PROMPT:
Repeat the records in full and exactly, omitting pictures.

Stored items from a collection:
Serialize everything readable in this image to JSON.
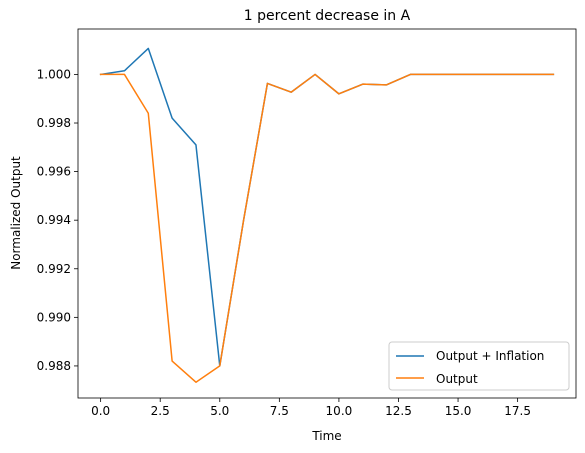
{
  "chart_data": {
    "type": "line",
    "title": "1 percent decrease in A",
    "xlabel": "Time",
    "ylabel": "Normalized Output",
    "xlim": [
      -0.95,
      19.95
    ],
    "ylim": [
      0.98668,
      1.00187
    ],
    "x_ticks": [
      0,
      2.5,
      5,
      7.5,
      10,
      12.5,
      15,
      17.5
    ],
    "x_tick_labels": [
      "0.0",
      "2.5",
      "5.0",
      "7.5",
      "10.0",
      "12.5",
      "15.0",
      "17.5"
    ],
    "y_ticks": [
      0.988,
      0.99,
      0.992,
      0.994,
      0.996,
      0.998,
      1.0
    ],
    "y_tick_labels": [
      "0.988",
      "0.990",
      "0.992",
      "0.994",
      "0.996",
      "0.998",
      "1.000"
    ],
    "grid": false,
    "legend_position": "lower-right",
    "x": [
      0,
      1,
      2,
      3,
      4,
      5,
      6,
      7,
      8,
      9,
      10,
      11,
      12,
      13,
      14,
      15,
      16,
      17,
      18,
      19
    ],
    "series": [
      {
        "name": "Output + Inflation",
        "color": "#1f77b4",
        "values": [
          1.0,
          1.00015,
          1.00107,
          0.9982,
          0.9971,
          0.988,
          0.994,
          0.99963,
          0.99927,
          1.0,
          0.9992,
          0.9996,
          0.99957,
          1.0,
          1.0,
          1.0,
          1.0,
          1.0,
          1.0,
          1.0
        ]
      },
      {
        "name": "Output",
        "color": "#ff7f0e",
        "values": [
          1.0,
          1.0,
          0.9984,
          0.9882,
          0.98733,
          0.988,
          0.994,
          0.99963,
          0.99927,
          1.0,
          0.9992,
          0.9996,
          0.99957,
          1.0,
          1.0,
          1.0,
          1.0,
          1.0,
          1.0,
          1.0
        ]
      }
    ]
  }
}
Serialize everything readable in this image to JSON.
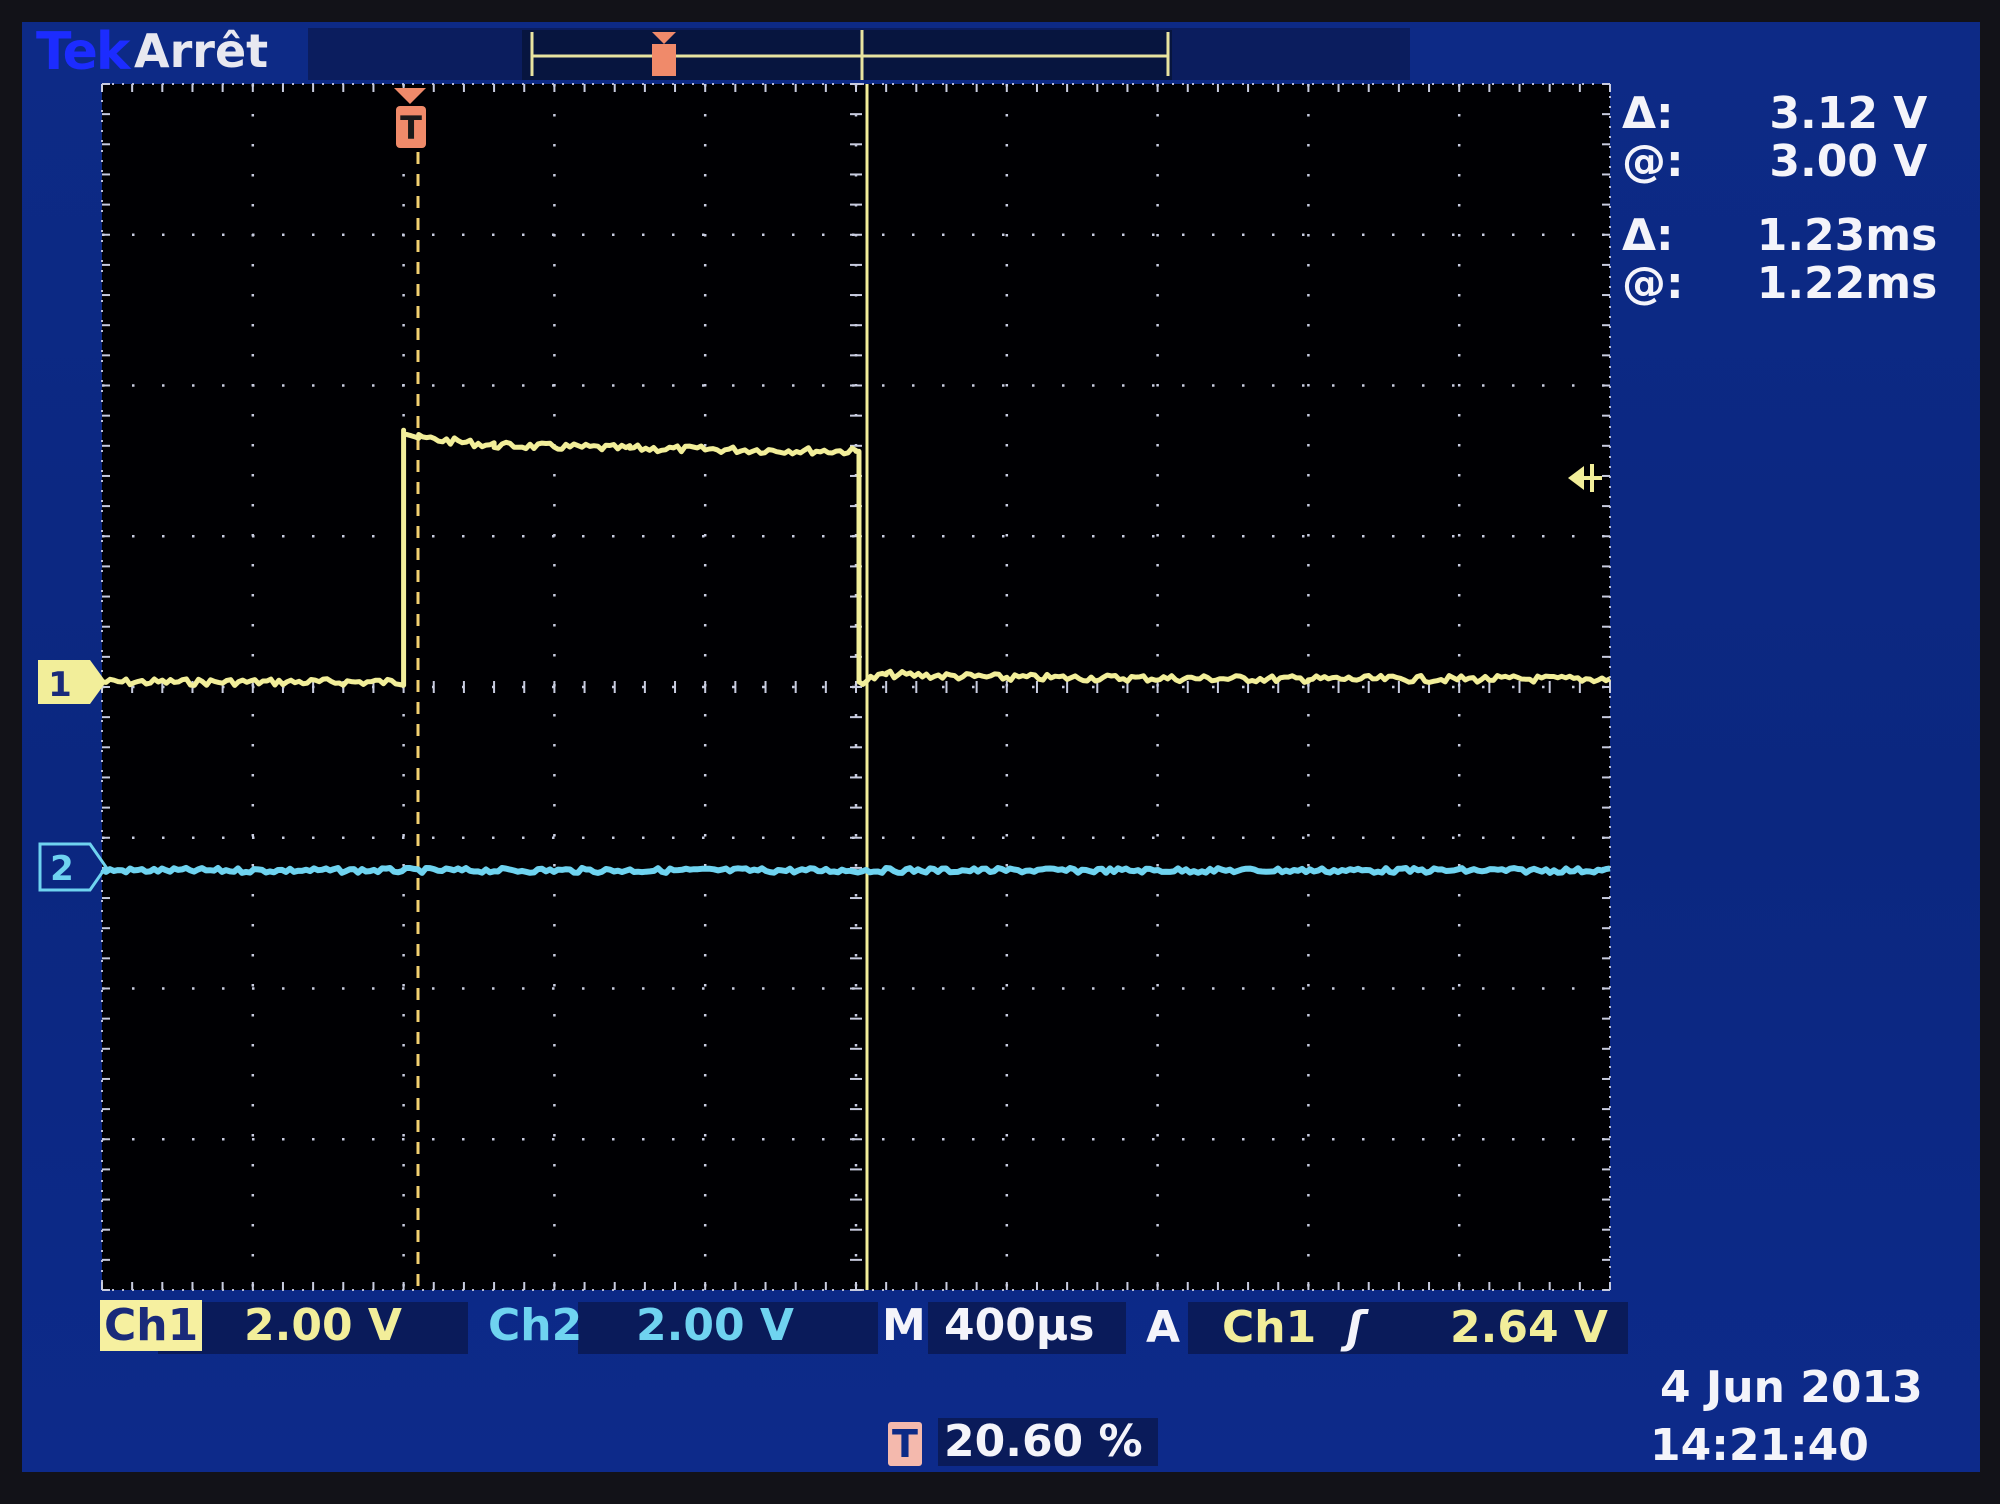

RESPONSE TO THE TASK:
Serialize everything readable in this image to JSON.
{
  "chart_data": {
    "type": "line",
    "title": "1 percent decrease in A",
    "xlabel": "Time",
    "ylabel": "Normalized Output",
    "xlim": [
      -0.95,
      19.95
    ],
    "ylim": [
      0.98668,
      1.00187
    ],
    "x_ticks": [
      0,
      2.5,
      5,
      7.5,
      10,
      12.5,
      15,
      17.5
    ],
    "x_tick_labels": [
      "0.0",
      "2.5",
      "5.0",
      "7.5",
      "10.0",
      "12.5",
      "15.0",
      "17.5"
    ],
    "y_ticks": [
      0.988,
      0.99,
      0.992,
      0.994,
      0.996,
      0.998,
      1.0
    ],
    "y_tick_labels": [
      "0.988",
      "0.990",
      "0.992",
      "0.994",
      "0.996",
      "0.998",
      "1.000"
    ],
    "grid": false,
    "legend_position": "lower-right",
    "x": [
      0,
      1,
      2,
      3,
      4,
      5,
      6,
      7,
      8,
      9,
      10,
      11,
      12,
      13,
      14,
      15,
      16,
      17,
      18,
      19
    ],
    "series": [
      {
        "name": "Output + Inflation",
        "color": "#1f77b4",
        "values": [
          1.0,
          1.00015,
          1.00107,
          0.9982,
          0.9971,
          0.988,
          0.994,
          0.99963,
          0.99927,
          1.0,
          0.9992,
          0.9996,
          0.99957,
          1.0,
          1.0,
          1.0,
          1.0,
          1.0,
          1.0,
          1.0
        ]
      },
      {
        "name": "Output",
        "color": "#ff7f0e",
        "values": [
          1.0,
          1.0,
          0.9984,
          0.9882,
          0.98733,
          0.988,
          0.994,
          0.99963,
          0.99927,
          1.0,
          0.9992,
          0.9996,
          0.99957,
          1.0,
          1.0,
          1.0,
          1.0,
          1.0,
          1.0,
          1.0
        ]
      }
    ]
  }
}
Serialize everything readable in this image to JSON.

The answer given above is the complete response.